WRITTEN TASK ::
Repeat every line of the data exactly, but not the pictures.

EXCERPTED RECORDS ::

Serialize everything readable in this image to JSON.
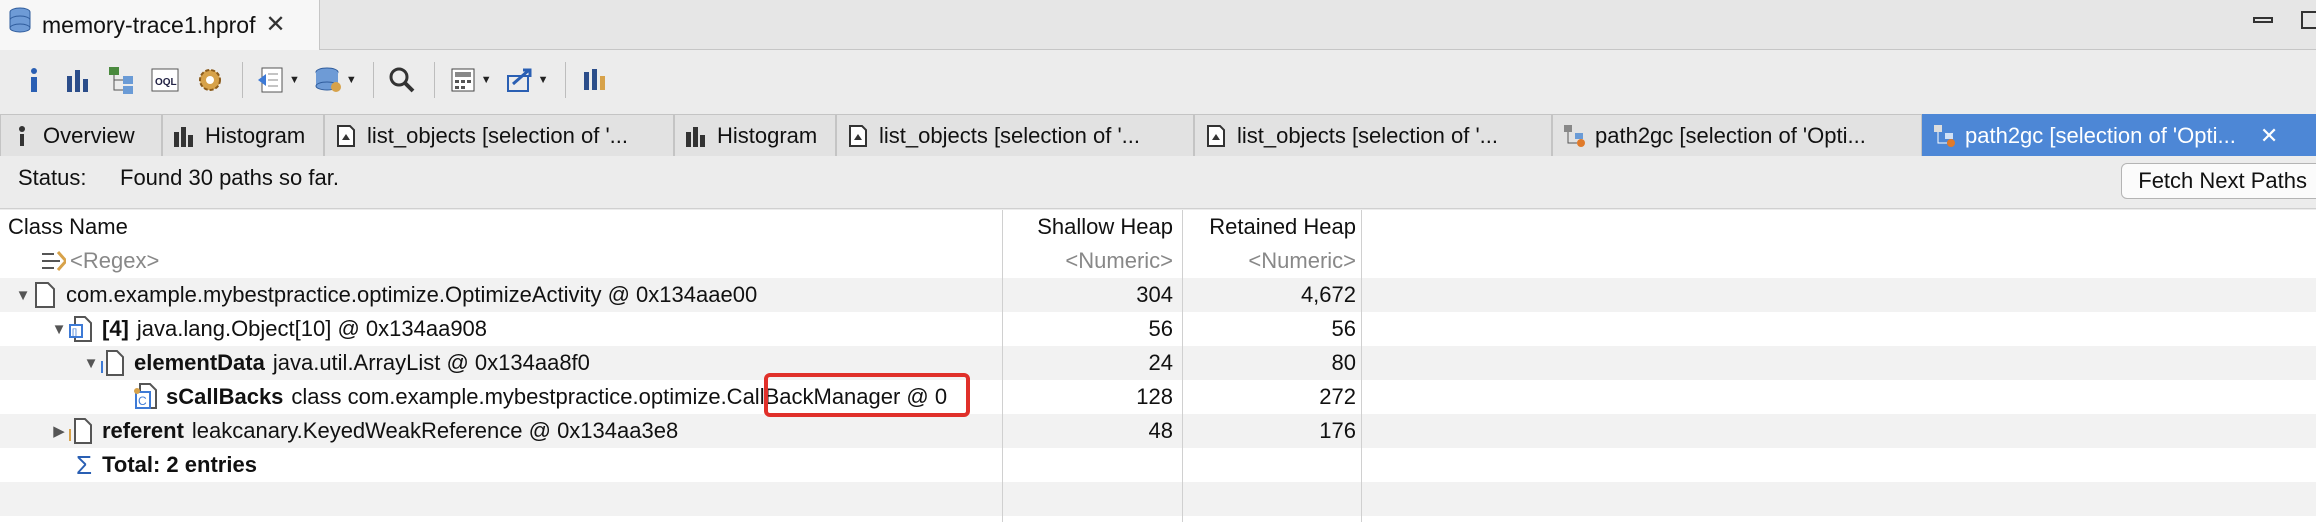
{
  "editor": {
    "title": "memory-trace1.hprof"
  },
  "tabs": [
    {
      "label": "Overview",
      "icon": "info-icon"
    },
    {
      "label": "Histogram",
      "icon": "histogram-icon"
    },
    {
      "label": "list_objects  [selection of '...",
      "icon": "list-objects-icon"
    },
    {
      "label": "Histogram",
      "icon": "histogram-icon"
    },
    {
      "label": "list_objects  [selection of '...",
      "icon": "list-objects-icon"
    },
    {
      "label": "list_objects  [selection of '...",
      "icon": "list-objects-icon"
    },
    {
      "label": "path2gc  [selection of 'Opti...",
      "icon": "path2gc-icon"
    },
    {
      "label": "path2gc  [selection of 'Opti...",
      "icon": "path2gc-icon",
      "active": true
    }
  ],
  "status": {
    "label": "Status:",
    "text": "Found 30 paths so far.",
    "fetch_button": "Fetch Next Paths"
  },
  "table": {
    "headers": {
      "class_name": "Class Name",
      "shallow": "Shallow Heap",
      "retained": "Retained Heap"
    },
    "filter_row": {
      "name": "<Regex>",
      "shallow": "<Numeric>",
      "retained": "<Numeric>"
    },
    "rows": [
      {
        "prefix": "",
        "name": "com.example.mybestpractice.optimize.OptimizeActivity @ 0x134aae00",
        "shallow": "304",
        "retained": "4,672"
      },
      {
        "prefix": "[4]",
        "name": "java.lang.Object[10] @ 0x134aa908",
        "shallow": "56",
        "retained": "56"
      },
      {
        "prefix": "elementData",
        "name": "java.util.ArrayList @ 0x134aa8f0",
        "shallow": "24",
        "retained": "80"
      },
      {
        "prefix": "sCallBacks",
        "name": "class com.example.mybestpractice.optimize.CallBackManager @ 0",
        "shallow": "128",
        "retained": "272"
      },
      {
        "prefix": "referent",
        "name": "leakcanary.KeyedWeakReference @ 0x134aa3e8",
        "shallow": "48",
        "retained": "176"
      }
    ],
    "total": "Total: 2 entries"
  },
  "colors": {
    "active_tab": "#4d87d6",
    "highlight": "#e0302a"
  }
}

WRITTEN SOLUTION ::
Serialize everything readable in this image to JSON.
{
  "editor": {
    "title": "memory-trace1.hprof"
  },
  "tabs": [
    {
      "label": "Overview",
      "icon": "info-icon"
    },
    {
      "label": "Histogram",
      "icon": "histogram-icon"
    },
    {
      "label": "list_objects  [selection of '...",
      "icon": "list-objects-icon"
    },
    {
      "label": "Histogram",
      "icon": "histogram-icon"
    },
    {
      "label": "list_objects  [selection of '...",
      "icon": "list-objects-icon"
    },
    {
      "label": "list_objects  [selection of '...",
      "icon": "list-objects-icon"
    },
    {
      "label": "path2gc  [selection of 'Opti...",
      "icon": "path2gc-icon"
    },
    {
      "label": "path2gc  [selection of 'Opti...",
      "icon": "path2gc-icon",
      "active": true
    }
  ],
  "status": {
    "label": "Status:",
    "text": "Found 30 paths so far.",
    "fetch_button": "Fetch Next Paths"
  },
  "table": {
    "headers": {
      "class_name": "Class Name",
      "shallow": "Shallow Heap",
      "retained": "Retained Heap"
    },
    "filter_row": {
      "name": "<Regex>",
      "shallow": "<Numeric>",
      "retained": "<Numeric>"
    },
    "rows": [
      {
        "prefix": "",
        "name": "com.example.mybestpractice.optimize.OptimizeActivity @ 0x134aae00",
        "shallow": "304",
        "retained": "4,672"
      },
      {
        "prefix": "[4]",
        "name": "java.lang.Object[10] @ 0x134aa908",
        "shallow": "56",
        "retained": "56"
      },
      {
        "prefix": "elementData",
        "name": "java.util.ArrayList @ 0x134aa8f0",
        "shallow": "24",
        "retained": "80"
      },
      {
        "prefix": "sCallBacks",
        "name": "class com.example.mybestpractice.optimize.CallBackManager @ 0",
        "shallow": "128",
        "retained": "272"
      },
      {
        "prefix": "referent",
        "name": "leakcanary.KeyedWeakReference @ 0x134aa3e8",
        "shallow": "48",
        "retained": "176"
      }
    ],
    "total": "Total: 2 entries"
  },
  "colors": {
    "active_tab": "#4d87d6",
    "highlight": "#e0302a"
  }
}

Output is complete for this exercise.